Dataset content:
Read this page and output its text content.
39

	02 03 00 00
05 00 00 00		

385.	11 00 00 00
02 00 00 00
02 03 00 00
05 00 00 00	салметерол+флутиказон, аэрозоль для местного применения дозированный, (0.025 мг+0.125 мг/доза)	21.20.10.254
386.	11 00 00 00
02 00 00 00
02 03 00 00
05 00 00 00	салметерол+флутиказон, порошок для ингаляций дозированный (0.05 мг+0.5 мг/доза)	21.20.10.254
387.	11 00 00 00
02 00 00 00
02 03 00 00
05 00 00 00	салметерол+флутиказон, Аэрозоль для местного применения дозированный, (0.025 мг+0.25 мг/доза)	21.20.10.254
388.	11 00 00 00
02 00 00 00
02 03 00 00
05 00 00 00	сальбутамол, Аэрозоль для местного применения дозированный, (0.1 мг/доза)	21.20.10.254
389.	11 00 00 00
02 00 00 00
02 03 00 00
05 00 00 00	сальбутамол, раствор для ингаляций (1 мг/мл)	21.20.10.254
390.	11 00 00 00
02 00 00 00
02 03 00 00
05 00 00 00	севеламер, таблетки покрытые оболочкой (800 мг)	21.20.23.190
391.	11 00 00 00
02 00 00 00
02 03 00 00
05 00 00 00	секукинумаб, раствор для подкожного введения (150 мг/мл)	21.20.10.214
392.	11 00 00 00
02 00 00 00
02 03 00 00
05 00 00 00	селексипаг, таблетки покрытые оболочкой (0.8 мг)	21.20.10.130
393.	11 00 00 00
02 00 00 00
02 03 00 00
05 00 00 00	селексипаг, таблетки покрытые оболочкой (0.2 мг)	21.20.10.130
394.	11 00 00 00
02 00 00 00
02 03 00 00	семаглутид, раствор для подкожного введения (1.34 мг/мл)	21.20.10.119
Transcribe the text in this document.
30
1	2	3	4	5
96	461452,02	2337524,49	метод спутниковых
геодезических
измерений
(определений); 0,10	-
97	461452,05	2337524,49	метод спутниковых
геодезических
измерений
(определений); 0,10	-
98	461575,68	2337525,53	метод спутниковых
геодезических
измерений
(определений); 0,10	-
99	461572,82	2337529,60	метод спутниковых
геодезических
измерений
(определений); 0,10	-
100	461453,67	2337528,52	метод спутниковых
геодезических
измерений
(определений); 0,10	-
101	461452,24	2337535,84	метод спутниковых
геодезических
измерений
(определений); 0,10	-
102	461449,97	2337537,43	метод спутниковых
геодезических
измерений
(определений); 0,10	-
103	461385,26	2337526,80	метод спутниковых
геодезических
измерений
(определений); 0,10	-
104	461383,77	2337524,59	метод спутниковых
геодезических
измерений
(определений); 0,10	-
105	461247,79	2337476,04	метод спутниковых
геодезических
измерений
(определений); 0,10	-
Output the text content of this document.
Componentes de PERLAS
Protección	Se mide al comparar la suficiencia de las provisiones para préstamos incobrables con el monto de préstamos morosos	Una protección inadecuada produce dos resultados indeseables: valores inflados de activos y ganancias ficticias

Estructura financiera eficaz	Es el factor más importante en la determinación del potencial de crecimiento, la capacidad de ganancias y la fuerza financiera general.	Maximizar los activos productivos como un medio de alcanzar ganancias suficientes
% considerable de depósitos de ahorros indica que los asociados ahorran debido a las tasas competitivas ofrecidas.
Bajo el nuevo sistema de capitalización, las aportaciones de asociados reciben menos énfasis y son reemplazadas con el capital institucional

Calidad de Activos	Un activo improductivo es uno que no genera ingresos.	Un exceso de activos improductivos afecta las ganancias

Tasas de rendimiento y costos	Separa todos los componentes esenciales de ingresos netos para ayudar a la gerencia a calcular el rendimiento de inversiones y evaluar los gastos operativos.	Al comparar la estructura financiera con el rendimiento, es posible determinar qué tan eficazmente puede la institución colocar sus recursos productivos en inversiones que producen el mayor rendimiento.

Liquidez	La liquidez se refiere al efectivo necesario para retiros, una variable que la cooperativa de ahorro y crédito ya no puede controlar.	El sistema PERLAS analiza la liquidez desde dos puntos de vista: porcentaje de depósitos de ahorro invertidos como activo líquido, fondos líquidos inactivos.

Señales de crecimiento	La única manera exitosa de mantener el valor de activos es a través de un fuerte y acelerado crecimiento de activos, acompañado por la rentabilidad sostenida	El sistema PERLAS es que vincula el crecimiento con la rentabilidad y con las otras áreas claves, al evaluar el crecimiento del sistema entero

Task directions: Each record above must be given again exactly.

Solution:
Read this page and output its text content.
39

	02 03 00 00
05 00 00 00		

385.	11 00 00 00
02 00 00 00
02 03 00 00
05 00 00 00	салметерол+флутиказон, аэрозоль для местного применения дозированный, (0.025 мг+0.125 мг/доза)	21.20.10.254
386.	11 00 00 00
02 00 00 00
02 03 00 00
05 00 00 00	салметерол+флутиказон, порошок для ингаляций дозированный (0.05 мг+0.5 мг/доза)	21.20.10.254
387.	11 00 00 00
02 00 00 00
02 03 00 00
05 00 00 00	салметерол+флутиказон, Аэрозоль для местного применения дозированный, (0.025 мг+0.25 мг/доза)	21.20.10.254
388.	11 00 00 00
02 00 00 00
02 03 00 00
05 00 00 00	сальбутамол, Аэрозоль для местного применения дозированный, (0.1 мг/доза)	21.20.10.254
389.	11 00 00 00
02 00 00 00
02 03 00 00
05 00 00 00	сальбутамол, раствор для ингаляций (1 мг/мл)	21.20.10.254
390.	11 00 00 00
02 00 00 00
02 03 00 00
05 00 00 00	севеламер, таблетки покрытые оболочкой (800 мг)	21.20.23.190
391.	11 00 00 00
02 00 00 00
02 03 00 00
05 00 00 00	секукинумаб, раствор для подкожного введения (150 мг/мл)	21.20.10.214
392.	11 00 00 00
02 00 00 00
02 03 00 00
05 00 00 00	селексипаг, таблетки покрытые оболочкой (0.8 мг)	21.20.10.130
393.	11 00 00 00
02 00 00 00
02 03 00 00
05 00 00 00	селексипаг, таблетки покрытые оболочкой (0.2 мг)	21.20.10.130
394.	11 00 00 00
02 00 00 00
02 03 00 00	семаглутид, раствор для подкожного введения (1.34 мг/мл)	21.20.10.119
Transcribe the text in this document.
30
1	2	3	4	5
96	461452,02	2337524,49	метод спутниковых
геодезических
измерений
(определений); 0,10	-
97	461452,05	2337524,49	метод спутниковых
геодезических
измерений
(определений); 0,10	-
98	461575,68	2337525,53	метод спутниковых
геодезических
измерений
(определений); 0,10	-
99	461572,82	2337529,60	метод спутниковых
геодезических
измерений
(определений); 0,10	-
100	461453,67	2337528,52	метод спутниковых
геодезических
измерений
(определений); 0,10	-
101	461452,24	2337535,84	метод спутниковых
геодезических
измерений
(определений); 0,10	-
102	461449,97	2337537,43	метод спутниковых
геодезических
измерений
(определений); 0,10	-
103	461385,26	2337526,80	метод спутниковых
геодезических
измерений
(определений); 0,10	-
104	461383,77	2337524,59	метод спутниковых
геодезических
измерений
(определений); 0,10	-
105	461247,79	2337476,04	метод спутниковых
геодезических
измерений
(определений); 0,10	-
Output the text content of this document.
Componentes de PERLAS
Protección	Se mide al comparar la suficiencia de las provisiones para préstamos incobrables con el monto de préstamos morosos	Una protección inadecuada produce dos resultados indeseables: valores inflados de activos y ganancias ficticias

Estructura financiera eficaz	Es el factor más importante en la determinación del potencial de crecimiento, la capacidad de ganancias y la fuerza financiera general.	Maximizar los activos productivos como un medio de alcanzar ganancias suficientes
% considerable de depósitos de ahorros indica que los asociados ahorran debido a las tasas competitivas ofrecidas.
Bajo el nuevo sistema de capitalización, las aportaciones de asociados reciben menos énfasis y son reemplazadas con el capital institucional

Calidad de Activos	Un activo improductivo es uno que no genera ingresos.	Un exceso de activos improductivos afecta las ganancias

Tasas de rendimiento y costos	Separa todos los componentes esenciales de ingresos netos para ayudar a la gerencia a calcular el rendimiento de inversiones y evaluar los gastos operativos.	Al comparar la estructura financiera con el rendimiento, es posible determinar qué tan eficazmente puede la institución colocar sus recursos productivos en inversiones que producen el mayor rendimiento.

Liquidez	La liquidez se refiere al efectivo necesario para retiros, una variable que la cooperativa de ahorro y crédito ya no puede controlar.	El sistema PERLAS analiza la liquidez desde dos puntos de vista: porcentaje de depósitos de ahorro invertidos como activo líquido, fondos líquidos inactivos.

Señales de crecimiento	La única manera exitosa de mantener el valor de activos es a través de un fuerte y acelerado crecimiento de activos, acompañado por la rentabilidad sostenida	El sistema PERLAS es que vincula el crecimiento con la rentabilidad y con las otras áreas claves, al evaluar el crecimiento del sistema entero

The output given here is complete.